Task to carry out
Which lines have the string "Land"? Copy all of them from the entries below.

***** Data provided *****

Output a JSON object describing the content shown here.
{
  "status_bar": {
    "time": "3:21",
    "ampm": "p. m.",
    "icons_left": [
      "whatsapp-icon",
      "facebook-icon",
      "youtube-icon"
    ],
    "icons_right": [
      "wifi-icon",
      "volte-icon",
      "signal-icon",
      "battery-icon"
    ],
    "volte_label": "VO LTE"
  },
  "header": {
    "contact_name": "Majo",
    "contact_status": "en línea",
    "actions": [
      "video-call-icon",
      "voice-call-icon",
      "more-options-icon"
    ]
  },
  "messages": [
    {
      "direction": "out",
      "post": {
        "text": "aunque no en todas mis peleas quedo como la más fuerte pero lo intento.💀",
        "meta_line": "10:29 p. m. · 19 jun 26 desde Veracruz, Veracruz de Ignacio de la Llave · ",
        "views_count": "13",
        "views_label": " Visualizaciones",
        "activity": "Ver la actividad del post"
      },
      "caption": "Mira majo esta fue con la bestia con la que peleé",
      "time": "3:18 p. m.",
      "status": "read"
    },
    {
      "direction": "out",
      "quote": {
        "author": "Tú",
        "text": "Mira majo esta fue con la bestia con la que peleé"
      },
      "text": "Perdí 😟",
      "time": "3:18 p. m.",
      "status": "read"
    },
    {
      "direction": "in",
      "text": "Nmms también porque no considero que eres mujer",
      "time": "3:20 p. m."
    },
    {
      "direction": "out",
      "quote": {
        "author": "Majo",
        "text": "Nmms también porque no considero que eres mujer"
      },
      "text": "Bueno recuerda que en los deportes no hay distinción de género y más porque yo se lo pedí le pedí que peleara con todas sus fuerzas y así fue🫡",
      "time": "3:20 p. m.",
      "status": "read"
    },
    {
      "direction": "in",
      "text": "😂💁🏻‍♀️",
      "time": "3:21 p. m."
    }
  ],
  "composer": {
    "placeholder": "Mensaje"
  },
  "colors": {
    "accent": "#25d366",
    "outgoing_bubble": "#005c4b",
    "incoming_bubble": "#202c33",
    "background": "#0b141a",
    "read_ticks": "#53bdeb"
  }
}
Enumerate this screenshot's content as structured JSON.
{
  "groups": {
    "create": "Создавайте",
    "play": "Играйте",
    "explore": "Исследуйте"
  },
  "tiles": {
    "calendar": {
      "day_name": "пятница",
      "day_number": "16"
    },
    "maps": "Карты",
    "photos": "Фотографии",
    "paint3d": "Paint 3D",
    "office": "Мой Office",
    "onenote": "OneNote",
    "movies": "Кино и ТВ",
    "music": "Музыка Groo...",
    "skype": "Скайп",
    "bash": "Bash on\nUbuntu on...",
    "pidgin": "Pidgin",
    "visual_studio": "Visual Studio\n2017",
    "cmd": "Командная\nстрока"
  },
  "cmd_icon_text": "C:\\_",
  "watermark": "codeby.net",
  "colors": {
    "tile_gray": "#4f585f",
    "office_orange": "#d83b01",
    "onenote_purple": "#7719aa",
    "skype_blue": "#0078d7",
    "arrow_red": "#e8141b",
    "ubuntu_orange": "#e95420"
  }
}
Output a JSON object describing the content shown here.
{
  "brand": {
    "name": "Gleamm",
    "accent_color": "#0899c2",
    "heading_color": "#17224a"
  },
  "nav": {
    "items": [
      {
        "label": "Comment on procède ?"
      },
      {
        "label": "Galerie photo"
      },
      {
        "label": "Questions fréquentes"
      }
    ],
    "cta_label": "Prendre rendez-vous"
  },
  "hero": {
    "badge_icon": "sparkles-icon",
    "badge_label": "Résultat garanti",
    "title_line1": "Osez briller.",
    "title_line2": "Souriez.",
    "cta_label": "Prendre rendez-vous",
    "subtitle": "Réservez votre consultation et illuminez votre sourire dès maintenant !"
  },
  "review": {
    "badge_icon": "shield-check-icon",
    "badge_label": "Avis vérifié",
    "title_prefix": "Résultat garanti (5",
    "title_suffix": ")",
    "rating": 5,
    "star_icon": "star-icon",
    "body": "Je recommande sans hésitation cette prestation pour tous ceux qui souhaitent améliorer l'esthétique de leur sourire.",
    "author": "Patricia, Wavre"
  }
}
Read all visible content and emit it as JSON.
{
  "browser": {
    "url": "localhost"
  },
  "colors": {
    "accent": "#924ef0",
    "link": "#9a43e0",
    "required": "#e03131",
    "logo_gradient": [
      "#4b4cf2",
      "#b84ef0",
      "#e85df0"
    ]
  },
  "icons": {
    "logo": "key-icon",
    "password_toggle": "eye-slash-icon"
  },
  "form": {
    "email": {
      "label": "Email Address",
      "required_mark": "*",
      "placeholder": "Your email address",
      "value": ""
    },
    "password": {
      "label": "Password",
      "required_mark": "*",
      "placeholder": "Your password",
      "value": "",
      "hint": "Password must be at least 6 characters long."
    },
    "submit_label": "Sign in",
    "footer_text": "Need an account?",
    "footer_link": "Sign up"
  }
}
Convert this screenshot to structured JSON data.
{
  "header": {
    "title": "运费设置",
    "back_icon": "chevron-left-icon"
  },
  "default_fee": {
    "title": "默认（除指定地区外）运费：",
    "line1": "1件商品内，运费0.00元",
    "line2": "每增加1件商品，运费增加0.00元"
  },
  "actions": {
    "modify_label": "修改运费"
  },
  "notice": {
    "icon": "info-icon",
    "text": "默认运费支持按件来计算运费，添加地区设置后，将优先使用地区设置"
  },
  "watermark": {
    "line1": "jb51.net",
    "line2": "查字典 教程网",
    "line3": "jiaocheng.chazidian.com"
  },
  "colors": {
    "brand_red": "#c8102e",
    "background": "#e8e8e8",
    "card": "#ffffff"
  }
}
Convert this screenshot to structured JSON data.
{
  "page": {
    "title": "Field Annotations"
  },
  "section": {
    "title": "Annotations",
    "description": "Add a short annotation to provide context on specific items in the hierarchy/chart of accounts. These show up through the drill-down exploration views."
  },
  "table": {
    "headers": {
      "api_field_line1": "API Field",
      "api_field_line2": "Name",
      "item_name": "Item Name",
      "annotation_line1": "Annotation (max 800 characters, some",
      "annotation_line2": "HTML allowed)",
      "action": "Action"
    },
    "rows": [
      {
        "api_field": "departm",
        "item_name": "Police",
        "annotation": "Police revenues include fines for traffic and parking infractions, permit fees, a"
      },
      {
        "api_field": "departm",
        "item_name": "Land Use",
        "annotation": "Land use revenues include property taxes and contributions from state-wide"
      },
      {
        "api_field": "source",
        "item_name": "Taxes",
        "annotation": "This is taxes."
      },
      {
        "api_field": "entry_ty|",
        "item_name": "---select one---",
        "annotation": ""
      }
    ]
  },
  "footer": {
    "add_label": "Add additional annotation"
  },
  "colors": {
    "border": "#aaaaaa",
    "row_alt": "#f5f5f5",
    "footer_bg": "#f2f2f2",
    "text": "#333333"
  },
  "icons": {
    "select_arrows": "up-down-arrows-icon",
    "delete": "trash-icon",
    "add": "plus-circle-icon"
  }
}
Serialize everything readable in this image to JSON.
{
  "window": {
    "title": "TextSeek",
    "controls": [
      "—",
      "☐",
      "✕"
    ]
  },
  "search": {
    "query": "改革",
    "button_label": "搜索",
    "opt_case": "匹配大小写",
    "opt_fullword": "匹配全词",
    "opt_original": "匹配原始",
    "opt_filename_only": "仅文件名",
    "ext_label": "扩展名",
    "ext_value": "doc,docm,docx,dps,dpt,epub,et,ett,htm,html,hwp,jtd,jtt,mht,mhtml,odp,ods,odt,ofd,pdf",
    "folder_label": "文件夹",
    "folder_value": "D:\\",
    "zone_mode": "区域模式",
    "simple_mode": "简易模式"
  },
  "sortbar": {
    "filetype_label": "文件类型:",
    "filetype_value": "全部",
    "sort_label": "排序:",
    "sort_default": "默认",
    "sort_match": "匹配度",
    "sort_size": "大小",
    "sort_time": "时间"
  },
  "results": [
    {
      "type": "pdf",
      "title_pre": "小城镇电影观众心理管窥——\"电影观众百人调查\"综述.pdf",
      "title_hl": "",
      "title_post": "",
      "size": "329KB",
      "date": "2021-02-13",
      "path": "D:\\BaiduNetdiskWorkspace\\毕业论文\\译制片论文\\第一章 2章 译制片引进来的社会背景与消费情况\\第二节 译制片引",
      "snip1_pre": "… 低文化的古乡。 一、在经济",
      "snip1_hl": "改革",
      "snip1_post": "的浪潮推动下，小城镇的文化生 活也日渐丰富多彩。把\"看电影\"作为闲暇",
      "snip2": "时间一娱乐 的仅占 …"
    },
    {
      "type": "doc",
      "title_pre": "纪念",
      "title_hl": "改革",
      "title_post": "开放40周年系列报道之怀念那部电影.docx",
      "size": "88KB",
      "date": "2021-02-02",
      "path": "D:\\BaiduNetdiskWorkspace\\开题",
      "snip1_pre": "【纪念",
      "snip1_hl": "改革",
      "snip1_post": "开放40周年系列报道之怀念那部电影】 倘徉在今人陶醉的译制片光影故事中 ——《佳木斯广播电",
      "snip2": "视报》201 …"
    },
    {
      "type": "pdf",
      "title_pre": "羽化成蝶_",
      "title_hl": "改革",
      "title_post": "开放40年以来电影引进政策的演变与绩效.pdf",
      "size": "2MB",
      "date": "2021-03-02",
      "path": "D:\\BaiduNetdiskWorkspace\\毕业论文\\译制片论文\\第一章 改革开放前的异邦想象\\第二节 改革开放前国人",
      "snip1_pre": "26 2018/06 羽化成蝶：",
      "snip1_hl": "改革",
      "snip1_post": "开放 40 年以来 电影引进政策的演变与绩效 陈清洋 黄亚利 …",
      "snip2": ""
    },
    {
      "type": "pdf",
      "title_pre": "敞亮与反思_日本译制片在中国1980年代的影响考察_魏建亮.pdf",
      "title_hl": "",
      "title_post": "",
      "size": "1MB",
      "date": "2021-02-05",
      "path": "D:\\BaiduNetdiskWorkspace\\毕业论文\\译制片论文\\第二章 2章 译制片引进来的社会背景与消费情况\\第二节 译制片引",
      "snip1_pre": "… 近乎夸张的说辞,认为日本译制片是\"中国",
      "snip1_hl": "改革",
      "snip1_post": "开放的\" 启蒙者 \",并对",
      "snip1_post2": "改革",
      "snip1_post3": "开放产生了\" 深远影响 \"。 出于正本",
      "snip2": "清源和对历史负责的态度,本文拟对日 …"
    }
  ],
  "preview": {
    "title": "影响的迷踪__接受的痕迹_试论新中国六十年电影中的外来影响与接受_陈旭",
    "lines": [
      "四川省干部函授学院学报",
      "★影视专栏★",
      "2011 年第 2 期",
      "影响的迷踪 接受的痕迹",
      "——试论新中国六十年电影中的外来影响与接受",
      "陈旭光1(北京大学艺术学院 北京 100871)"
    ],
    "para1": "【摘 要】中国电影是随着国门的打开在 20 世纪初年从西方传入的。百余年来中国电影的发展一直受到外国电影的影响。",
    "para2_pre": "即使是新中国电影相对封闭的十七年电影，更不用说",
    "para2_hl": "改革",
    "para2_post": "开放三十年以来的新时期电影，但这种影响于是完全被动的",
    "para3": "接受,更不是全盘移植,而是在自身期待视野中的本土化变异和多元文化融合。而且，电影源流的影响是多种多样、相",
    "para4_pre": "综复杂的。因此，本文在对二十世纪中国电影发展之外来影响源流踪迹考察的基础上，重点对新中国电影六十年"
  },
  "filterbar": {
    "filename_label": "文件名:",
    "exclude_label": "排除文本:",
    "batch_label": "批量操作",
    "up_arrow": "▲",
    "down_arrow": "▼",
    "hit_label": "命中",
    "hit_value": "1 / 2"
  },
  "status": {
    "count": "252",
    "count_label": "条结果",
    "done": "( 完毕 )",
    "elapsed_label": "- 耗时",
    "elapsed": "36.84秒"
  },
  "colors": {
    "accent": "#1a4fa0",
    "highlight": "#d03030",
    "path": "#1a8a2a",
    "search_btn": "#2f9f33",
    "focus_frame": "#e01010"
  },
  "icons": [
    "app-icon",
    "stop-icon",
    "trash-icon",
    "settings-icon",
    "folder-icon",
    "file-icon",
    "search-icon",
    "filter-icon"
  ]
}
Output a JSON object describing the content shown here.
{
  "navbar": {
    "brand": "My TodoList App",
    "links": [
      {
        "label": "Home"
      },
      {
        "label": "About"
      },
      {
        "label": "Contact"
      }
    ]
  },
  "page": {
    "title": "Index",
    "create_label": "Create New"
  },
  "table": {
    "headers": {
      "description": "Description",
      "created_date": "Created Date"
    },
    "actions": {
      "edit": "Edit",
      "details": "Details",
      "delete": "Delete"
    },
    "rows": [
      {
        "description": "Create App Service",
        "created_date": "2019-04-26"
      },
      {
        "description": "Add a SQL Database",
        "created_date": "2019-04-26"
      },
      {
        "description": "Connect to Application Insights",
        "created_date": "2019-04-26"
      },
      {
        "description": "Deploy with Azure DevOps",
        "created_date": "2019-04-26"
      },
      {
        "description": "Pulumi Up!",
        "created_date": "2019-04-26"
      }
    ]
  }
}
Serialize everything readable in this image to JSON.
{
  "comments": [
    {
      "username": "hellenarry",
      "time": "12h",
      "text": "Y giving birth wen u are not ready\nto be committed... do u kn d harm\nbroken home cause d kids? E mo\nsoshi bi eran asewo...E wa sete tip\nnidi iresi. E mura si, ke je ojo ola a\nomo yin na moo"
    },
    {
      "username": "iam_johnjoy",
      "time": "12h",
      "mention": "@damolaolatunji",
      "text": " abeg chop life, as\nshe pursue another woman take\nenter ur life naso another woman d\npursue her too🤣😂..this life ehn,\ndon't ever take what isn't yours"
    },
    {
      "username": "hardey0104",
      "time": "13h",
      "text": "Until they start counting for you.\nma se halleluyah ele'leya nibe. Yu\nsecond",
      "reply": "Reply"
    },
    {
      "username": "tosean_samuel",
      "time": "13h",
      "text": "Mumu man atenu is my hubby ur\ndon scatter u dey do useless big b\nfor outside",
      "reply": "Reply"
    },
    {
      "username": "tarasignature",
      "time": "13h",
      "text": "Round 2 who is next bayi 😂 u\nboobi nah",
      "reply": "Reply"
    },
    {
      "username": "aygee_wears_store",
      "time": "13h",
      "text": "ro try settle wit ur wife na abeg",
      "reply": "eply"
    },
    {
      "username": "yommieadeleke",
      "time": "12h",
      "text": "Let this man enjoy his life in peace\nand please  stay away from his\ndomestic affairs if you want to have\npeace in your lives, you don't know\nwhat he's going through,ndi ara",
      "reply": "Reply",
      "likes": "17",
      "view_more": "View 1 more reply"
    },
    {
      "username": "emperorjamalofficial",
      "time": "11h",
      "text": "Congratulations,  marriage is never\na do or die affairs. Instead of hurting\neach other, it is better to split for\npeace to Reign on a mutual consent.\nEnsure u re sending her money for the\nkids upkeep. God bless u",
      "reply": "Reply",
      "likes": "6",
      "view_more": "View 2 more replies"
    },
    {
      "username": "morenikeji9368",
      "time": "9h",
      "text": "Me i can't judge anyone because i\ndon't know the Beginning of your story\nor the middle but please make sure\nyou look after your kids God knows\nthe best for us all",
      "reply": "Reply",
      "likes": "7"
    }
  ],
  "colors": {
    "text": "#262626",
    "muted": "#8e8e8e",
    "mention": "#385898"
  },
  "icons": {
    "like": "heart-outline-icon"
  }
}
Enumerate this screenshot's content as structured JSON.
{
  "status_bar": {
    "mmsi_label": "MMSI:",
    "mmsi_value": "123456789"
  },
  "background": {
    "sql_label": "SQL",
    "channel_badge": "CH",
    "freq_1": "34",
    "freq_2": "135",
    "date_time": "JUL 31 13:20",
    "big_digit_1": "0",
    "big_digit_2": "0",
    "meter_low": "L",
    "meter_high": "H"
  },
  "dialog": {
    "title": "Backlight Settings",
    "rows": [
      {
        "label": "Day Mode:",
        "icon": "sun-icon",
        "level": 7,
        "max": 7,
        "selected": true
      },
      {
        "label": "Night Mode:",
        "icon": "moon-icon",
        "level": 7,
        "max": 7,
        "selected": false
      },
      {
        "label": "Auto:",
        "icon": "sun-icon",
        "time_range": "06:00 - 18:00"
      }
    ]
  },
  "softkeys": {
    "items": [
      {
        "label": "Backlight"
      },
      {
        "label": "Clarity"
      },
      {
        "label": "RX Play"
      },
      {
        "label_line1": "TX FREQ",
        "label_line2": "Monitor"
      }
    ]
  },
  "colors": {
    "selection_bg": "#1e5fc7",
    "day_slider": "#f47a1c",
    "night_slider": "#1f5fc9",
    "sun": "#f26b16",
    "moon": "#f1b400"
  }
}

*****

Task response
        "item_name": "Land Use",
        "annotation": "Land use revenues include property taxes and contributions from state-wide"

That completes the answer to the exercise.